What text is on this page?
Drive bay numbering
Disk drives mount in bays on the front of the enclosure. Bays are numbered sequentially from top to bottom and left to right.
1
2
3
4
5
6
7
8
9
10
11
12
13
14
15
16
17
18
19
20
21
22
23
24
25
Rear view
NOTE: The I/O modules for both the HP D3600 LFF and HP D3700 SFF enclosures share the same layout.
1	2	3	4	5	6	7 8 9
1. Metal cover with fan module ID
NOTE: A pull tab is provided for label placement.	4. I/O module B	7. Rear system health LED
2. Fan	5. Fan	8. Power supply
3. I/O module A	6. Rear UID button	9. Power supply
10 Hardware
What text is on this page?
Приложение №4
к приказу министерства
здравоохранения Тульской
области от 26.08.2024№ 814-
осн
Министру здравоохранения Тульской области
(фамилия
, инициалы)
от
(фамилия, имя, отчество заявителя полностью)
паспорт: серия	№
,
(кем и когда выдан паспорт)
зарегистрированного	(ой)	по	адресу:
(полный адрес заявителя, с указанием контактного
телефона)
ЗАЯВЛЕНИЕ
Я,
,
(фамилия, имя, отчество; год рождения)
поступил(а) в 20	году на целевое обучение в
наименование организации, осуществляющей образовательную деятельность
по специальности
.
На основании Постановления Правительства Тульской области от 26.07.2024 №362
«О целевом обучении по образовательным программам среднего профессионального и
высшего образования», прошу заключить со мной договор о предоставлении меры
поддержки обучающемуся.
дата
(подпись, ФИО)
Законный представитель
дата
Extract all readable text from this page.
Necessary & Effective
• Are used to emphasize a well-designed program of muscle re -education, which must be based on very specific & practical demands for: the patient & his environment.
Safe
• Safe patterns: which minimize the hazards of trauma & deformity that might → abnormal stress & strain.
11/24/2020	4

==============================

**DESCRIPTION OF THE TASK:**
Your task is to repeat each line of the material exactly.

**WRITTEN ANSWER:**
What text is on this page?
Drive bay numbering
Disk drives mount in bays on the front of the enclosure. Bays are numbered sequentially from top to bottom and left to right.
1
2
3
4
5
6
7
8
9
10
11
12
13
14
15
16
17
18
19
20
21
22
23
24
25
Rear view
NOTE: The I/O modules for both the HP D3600 LFF and HP D3700 SFF enclosures share the same layout.
1	2	3	4	5	6	7 8 9
1. Metal cover with fan module ID
NOTE: A pull tab is provided for label placement.	4. I/O module B	7. Rear system health LED
2. Fan	5. Fan	8. Power supply
3. I/O module A	6. Rear UID button	9. Power supply
10 Hardware
What text is on this page?
Приложение №4
к приказу министерства
здравоохранения Тульской
области от 26.08.2024№ 814-
осн
Министру здравоохранения Тульской области
(фамилия
, инициалы)
от
(фамилия, имя, отчество заявителя полностью)
паспорт: серия	№
,
(кем и когда выдан паспорт)
зарегистрированного	(ой)	по	адресу:
(полный адрес заявителя, с указанием контактного
телефона)
ЗАЯВЛЕНИЕ
Я,
,
(фамилия, имя, отчество; год рождения)
поступил(а) в 20	году на целевое обучение в
наименование организации, осуществляющей образовательную деятельность
по специальности
.
На основании Постановления Правительства Тульской области от 26.07.2024 №362
«О целевом обучении по образовательным программам среднего профессионального и
высшего образования», прошу заключить со мной договор о предоставлении меры
поддержки обучающемуся.
дата
(подпись, ФИО)
Законный представитель
дата
Extract all readable text from this page.
Necessary & Effective
• Are used to emphasize a well-designed program of muscle re -education, which must be based on very specific & practical demands for: the patient & his environment.
Safe
• Safe patterns: which minimize the hazards of trauma & deformity that might → abnormal stress & strain.
11/24/2020	4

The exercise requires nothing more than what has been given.